Work item A: From the bug report below, quote everything from "The after values" down to "the caller's Buffer.".
Work item B: In the bug report below, which source file contains the defective binary-parameter binding code?

Reading passage:

* * *

Output (representative run)

8 B: before=abababababababab  after=0030333033333330  [MUTATED]
32 B: before=abababababababababababababababab  after=00303330333333303333333333333330  [MUTATED]
128 B: before=abababababababababababababababab  after=00000001807296c00000000000000060  [MUTATED]
512 B: before=abababababababababababababababab  after=000000018072bbc00000000000000060  [MUTATED]
1 KiB: before=abababababababababababababababab  after=000000018072e4600000000000000060  [MUTATED]
64 KiB: before=abababababababababababababababab  after=00000000000000000000000000000000  [MUTATED]
1 MiB: before=abababababababababababababababab  after=00000000000000000000000000000000  [MUTATED]
Illegal instruction (core dumped)

Determinism across five runs: mutation occurs at every size reached — never observed a clean "unchanged" row. The process always dies between 64 KiB and 2 MiB. The exact crash point (immediately after 64 KiB vs. after 1 MiB) and the signal (SIGSEGV ~3/5, SIGILL ~2/5) vary run-to-run depending on heap layout, but both symptoms are reliably present.

The after values are not random garbage: 0030333033333330 is EBCDIC-encoded digits (CLI length-indicator metadata), and 00000001807… are live 64-bit PPC heap pointers from the current process. CLI is writing its output area through the caller's Buffer.

Root Cause

In src/db2ia/dbstmt.cc, the BLOB/BINARY/VARBINARY branches of bindParams set param[i].buf directly to the result of buffer.Data() — a pointer into V8-owned heap — then pass that pointer to SQLBindParameter with BufferLength = 0:

  • 1-D bindParameters path: lines ~2722–2745
  • 2-D legacy bindParam path: lines ~2653–2663

Because 1-D bindParameters also binds every parameter as SQL_PARAM_INPUT_OUTPUT (line ~2673), CLI treats the caller's Buffer as an output location and writes back through it after execute. CLI does not honour BufferLength for binary types, so the write-back extent is bounded only by the declared column size — which for a BLOB(256M) column is vastly larger than any realistic input Buffer.

The CHAR / CLOB branches at lines ~2747–2790 already handle this correctly: they calloc an owned buffer sized to max(paramSize, inputLen) and strcpy the input in. The binary branches do not, and that is the defect.

Secondary consequence: because param[i].buf is set to a non-malloc'd pointer, the subsequent free(param[i].buf) in freeSp() (line ~2527) is undefined behaviour — a latent corruption source on top of the write-back bug.

Affects any caller binding a Buffer to a binary SQL type:

  • bindParameters(...) / bindParametersSync(...) (1-D) — BLOB, BINARY, VARBINARY
  • bindParam(...) / bindParamSync(...) (2-D) — with [buffer, IN, BLOB] or [buffer, IN, BINARY]

Downstream projects (idb-pconnector and anything using it) inherit the bug.

Proposed approach

Copy the caller's Buffer into an owned allocation sized for the declared column before binding, matching the CHAR/CLOB pattern. Happy to send a PR once this issue is triaged.

* * *

(Items listed in a dataset)
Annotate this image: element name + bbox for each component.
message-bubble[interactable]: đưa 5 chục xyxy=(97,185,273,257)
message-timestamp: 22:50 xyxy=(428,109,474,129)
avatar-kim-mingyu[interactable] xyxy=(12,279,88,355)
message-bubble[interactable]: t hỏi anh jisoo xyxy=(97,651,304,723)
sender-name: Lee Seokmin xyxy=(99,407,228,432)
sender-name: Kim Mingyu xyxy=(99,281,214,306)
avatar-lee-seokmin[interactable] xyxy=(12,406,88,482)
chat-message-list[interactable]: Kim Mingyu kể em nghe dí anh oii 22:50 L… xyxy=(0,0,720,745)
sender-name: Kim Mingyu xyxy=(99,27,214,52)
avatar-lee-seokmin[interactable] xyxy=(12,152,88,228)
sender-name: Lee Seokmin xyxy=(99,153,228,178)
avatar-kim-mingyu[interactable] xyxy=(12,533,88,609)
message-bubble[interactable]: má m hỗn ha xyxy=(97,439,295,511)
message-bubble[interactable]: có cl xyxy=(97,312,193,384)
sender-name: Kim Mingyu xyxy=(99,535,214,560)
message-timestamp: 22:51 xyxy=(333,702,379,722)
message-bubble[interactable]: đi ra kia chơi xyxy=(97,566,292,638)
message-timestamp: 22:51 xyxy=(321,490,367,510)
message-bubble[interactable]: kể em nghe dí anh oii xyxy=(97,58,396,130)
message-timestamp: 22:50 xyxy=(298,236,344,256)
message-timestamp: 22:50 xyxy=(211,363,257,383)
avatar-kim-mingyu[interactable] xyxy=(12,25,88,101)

* * *

Answer A:
The after values are not random garbage: 0030333033333330 is EBCDIC-encoded digits (CLI length-indicator metadata), and 00000001807… are live 64-bit PPC heap pointers from the current process. CLI is writing its output area through the caller's Buffer.

Answer B: src/db2ia/dbstmt.cc